(About this task): For each entry, output its words exactly and leave any picture behind.

(Data for processing):
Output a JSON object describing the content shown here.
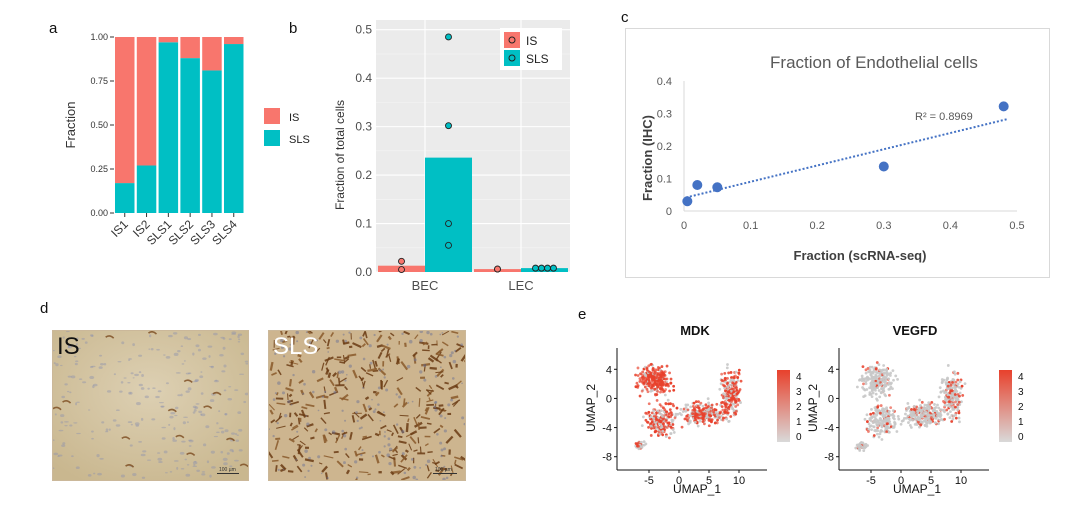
{
  "panel_labels": {
    "a": "a",
    "b": "b",
    "c": "c",
    "d": "d",
    "e": "e"
  },
  "colors": {
    "IS": "#f8766d",
    "SLS": "#00bfc4",
    "trend": "#4472c4",
    "scatter_point": "#4472c4",
    "panel_bg": "#ebebeb",
    "grid": "#ffffff",
    "umap_grey": "#c8c8c8",
    "umap_red": "#e8412c"
  },
  "chart_data": [
    {
      "id": "a",
      "type": "bar",
      "stacked": true,
      "categories": [
        "IS1",
        "IS2",
        "SLS1",
        "SLS2",
        "SLS3",
        "SLS4"
      ],
      "series": [
        {
          "name": "SLS",
          "values": [
            0.17,
            0.27,
            0.97,
            0.88,
            0.81,
            0.96
          ]
        },
        {
          "name": "IS",
          "values": [
            0.83,
            0.73,
            0.03,
            0.12,
            0.19,
            0.04
          ]
        }
      ],
      "ylabel": "Fraction",
      "ylim": [
        0,
        1
      ],
      "yticks": [
        "0.00",
        "0.25",
        "0.50",
        "0.75",
        "1.00"
      ],
      "legend": [
        "IS",
        "SLS"
      ],
      "legend_position": "right"
    },
    {
      "id": "b",
      "type": "bar",
      "overlay": "points",
      "categories": [
        "BEC",
        "LEC"
      ],
      "series": [
        {
          "name": "IS",
          "values": [
            0.013,
            0.006
          ],
          "points": [
            [
              0.022,
              0.005
            ],
            [
              0.006,
              0.006
            ]
          ]
        },
        {
          "name": "SLS",
          "values": [
            0.236,
            0.008
          ],
          "points": [
            [
              0.485,
              0.302,
              0.1,
              0.055
            ],
            [
              0.008,
              0.008,
              0.008,
              0.008
            ]
          ]
        }
      ],
      "ylabel": "Fraction of total cells",
      "ylim": [
        0,
        0.52
      ],
      "yticks": [
        "0.0",
        "0.1",
        "0.2",
        "0.3",
        "0.4",
        "0.5"
      ],
      "legend": [
        "IS",
        "SLS"
      ],
      "legend_position": "top-right",
      "grid": true
    },
    {
      "id": "c",
      "type": "scatter",
      "title": "Fraction of Endothelial cells",
      "x": [
        0.005,
        0.02,
        0.05,
        0.3,
        0.48
      ],
      "y": [
        0.03,
        0.08,
        0.073,
        0.137,
        0.322
      ],
      "trend": {
        "slope": 0.5,
        "intercept": 0.04
      },
      "annotation": "R² = 0.8969",
      "xlabel": "Fraction (scRNA-seq)",
      "ylabel": "Fraction (IHC)",
      "xlim": [
        0,
        0.5
      ],
      "ylim": [
        0,
        0.4
      ],
      "xticks": [
        "0",
        "0.1",
        "0.2",
        "0.3",
        "0.4",
        "0.5"
      ],
      "yticks": [
        "0",
        "0.1",
        "0.2",
        "0.3",
        "0.4"
      ]
    }
  ],
  "micrographs": [
    {
      "tag": "IS",
      "scale": "100 µm"
    },
    {
      "tag": "SLS",
      "scale": "100 µm"
    }
  ],
  "umap": {
    "xlabel": "UMAP_1",
    "ylabel": "UMAP_2",
    "xticks": [
      "-5",
      "0",
      "5",
      "10"
    ],
    "yticks": [
      "4",
      "0",
      "-4",
      "-8"
    ],
    "colorbar_ticks": [
      "4",
      "3",
      "2",
      "1",
      "0"
    ],
    "plots": [
      {
        "title": "MDK",
        "intensity": 0.85
      },
      {
        "title": "VEGFD",
        "intensity": 0.35
      }
    ]
  }
}
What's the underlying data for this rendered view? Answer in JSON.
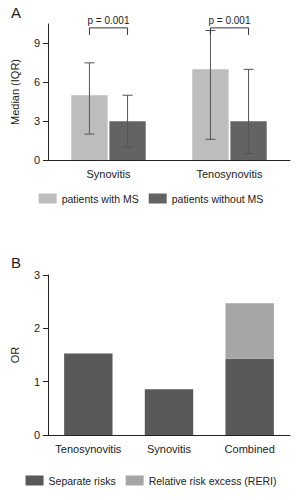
{
  "chart_data": [
    {
      "type": "bar",
      "title": "A",
      "y_label": "Median (IQR)",
      "categories": [
        "Synovitis",
        "Tenosynovitis"
      ],
      "series": [
        {
          "name": "patients with MS",
          "color": "#bdbdbd",
          "values": [
            5,
            7
          ],
          "iqr_low": [
            2,
            1.6
          ],
          "iqr_high": [
            7.5,
            10
          ]
        },
        {
          "name": "patients without MS",
          "color": "#636363",
          "values": [
            3,
            3
          ],
          "iqr_low": [
            1,
            0.5
          ],
          "iqr_high": [
            5,
            7
          ]
        }
      ],
      "ylim": [
        0,
        10.5
      ],
      "yticks": [
        0,
        3,
        6,
        9
      ],
      "legend": "bottom",
      "annotations": [
        {
          "text": "p = 0.001",
          "category": "Synovitis",
          "y": 10.2
        },
        {
          "text": "p = 0.001",
          "category": "Tenosynovitis",
          "y": 10.2
        }
      ]
    },
    {
      "type": "bar",
      "title": "B",
      "y_label": "OR",
      "categories": [
        "Tenosynovitis",
        "Synovitis",
        "Combined"
      ],
      "stacked": true,
      "series": [
        {
          "name": "Separate risks",
          "color": "#595959",
          "values": [
            1.53,
            0.86,
            1.43
          ]
        },
        {
          "name": "Relative risk excess (RERI)",
          "color": "#a6a6a6",
          "values": [
            null,
            null,
            1.04
          ]
        }
      ],
      "ylim": [
        0,
        3
      ],
      "yticks": [
        0,
        1,
        2,
        3
      ],
      "legend": "bottom"
    }
  ]
}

(Written answer):
Output a JSON object describing the content shown here.
{
  "panel_labels": {
    "a": "a",
    "b": "b",
    "c": "c",
    "d": "d",
    "e": "e"
  },
  "colors": {
    "IS": "#f8766d",
    "SLS": "#00bfc4",
    "trend": "#4472c4",
    "scatter_point": "#4472c4",
    "panel_bg": "#ebebeb",
    "grid": "#ffffff",
    "umap_grey": "#c8c8c8",
    "umap_red": "#e8412c"
  },
  "chart_data": [
    {
      "id": "a",
      "type": "bar",
      "stacked": true,
      "categories": [
        "IS1",
        "IS2",
        "SLS1",
        "SLS2",
        "SLS3",
        "SLS4"
      ],
      "series": [
        {
          "name": "SLS",
          "values": [
            0.17,
            0.27,
            0.97,
            0.88,
            0.81,
            0.96
          ]
        },
        {
          "name": "IS",
          "values": [
            0.83,
            0.73,
            0.03,
            0.12,
            0.19,
            0.04
          ]
        }
      ],
      "ylabel": "Fraction",
      "ylim": [
        0,
        1
      ],
      "yticks": [
        "0.00",
        "0.25",
        "0.50",
        "0.75",
        "1.00"
      ],
      "legend": [
        "IS",
        "SLS"
      ],
      "legend_position": "right"
    },
    {
      "id": "b",
      "type": "bar",
      "overlay": "points",
      "categories": [
        "BEC",
        "LEC"
      ],
      "series": [
        {
          "name": "IS",
          "values": [
            0.013,
            0.006
          ],
          "points": [
            [
              0.022,
              0.005
            ],
            [
              0.006,
              0.006
            ]
          ]
        },
        {
          "name": "SLS",
          "values": [
            0.236,
            0.008
          ],
          "points": [
            [
              0.485,
              0.302,
              0.1,
              0.055
            ],
            [
              0.008,
              0.008,
              0.008,
              0.008
            ]
          ]
        }
      ],
      "ylabel": "Fraction of total cells",
      "ylim": [
        0,
        0.52
      ],
      "yticks": [
        "0.0",
        "0.1",
        "0.2",
        "0.3",
        "0.4",
        "0.5"
      ],
      "legend": [
        "IS",
        "SLS"
      ],
      "legend_position": "top-right",
      "grid": true
    },
    {
      "id": "c",
      "type": "scatter",
      "title": "Fraction of Endothelial cells",
      "x": [
        0.005,
        0.02,
        0.05,
        0.3,
        0.48
      ],
      "y": [
        0.03,
        0.08,
        0.073,
        0.137,
        0.322
      ],
      "trend": {
        "slope": 0.5,
        "intercept": 0.04
      },
      "annotation": "R² = 0.8969",
      "xlabel": "Fraction (scRNA-seq)",
      "ylabel": "Fraction (IHC)",
      "xlim": [
        0,
        0.5
      ],
      "ylim": [
        0,
        0.4
      ],
      "xticks": [
        "0",
        "0.1",
        "0.2",
        "0.3",
        "0.4",
        "0.5"
      ],
      "yticks": [
        "0",
        "0.1",
        "0.2",
        "0.3",
        "0.4"
      ]
    }
  ],
  "micrographs": [
    {
      "tag": "IS",
      "scale": "100 µm"
    },
    {
      "tag": "SLS",
      "scale": "100 µm"
    }
  ],
  "umap": {
    "xlabel": "UMAP_1",
    "ylabel": "UMAP_2",
    "xticks": [
      "-5",
      "0",
      "5",
      "10"
    ],
    "yticks": [
      "4",
      "0",
      "-4",
      "-8"
    ],
    "colorbar_ticks": [
      "4",
      "3",
      "2",
      "1",
      "0"
    ],
    "plots": [
      {
        "title": "MDK",
        "intensity": 0.85
      },
      {
        "title": "VEGFD",
        "intensity": 0.35
      }
    ]
  }
}
What's the underlying data for this rendered view? Answer in JSON.
{
  "chart_data": [
    {
      "type": "bar",
      "title": "A",
      "y_label": "Median (IQR)",
      "categories": [
        "Synovitis",
        "Tenosynovitis"
      ],
      "series": [
        {
          "name": "patients with MS",
          "color": "#bdbdbd",
          "values": [
            5,
            7
          ],
          "iqr_low": [
            2,
            1.6
          ],
          "iqr_high": [
            7.5,
            10
          ]
        },
        {
          "name": "patients without MS",
          "color": "#636363",
          "values": [
            3,
            3
          ],
          "iqr_low": [
            1,
            0.5
          ],
          "iqr_high": [
            5,
            7
          ]
        }
      ],
      "ylim": [
        0,
        10.5
      ],
      "yticks": [
        0,
        3,
        6,
        9
      ],
      "legend": "bottom",
      "annotations": [
        {
          "text": "p = 0.001",
          "category": "Synovitis",
          "y": 10.2
        },
        {
          "text": "p = 0.001",
          "category": "Tenosynovitis",
          "y": 10.2
        }
      ]
    },
    {
      "type": "bar",
      "title": "B",
      "y_label": "OR",
      "categories": [
        "Tenosynovitis",
        "Synovitis",
        "Combined"
      ],
      "stacked": true,
      "series": [
        {
          "name": "Separate risks",
          "color": "#595959",
          "values": [
            1.53,
            0.86,
            1.43
          ]
        },
        {
          "name": "Relative risk excess (RERI)",
          "color": "#a6a6a6",
          "values": [
            null,
            null,
            1.04
          ]
        }
      ],
      "ylim": [
        0,
        3
      ],
      "yticks": [
        0,
        1,
        2,
        3
      ],
      "legend": "bottom"
    }
  ]
}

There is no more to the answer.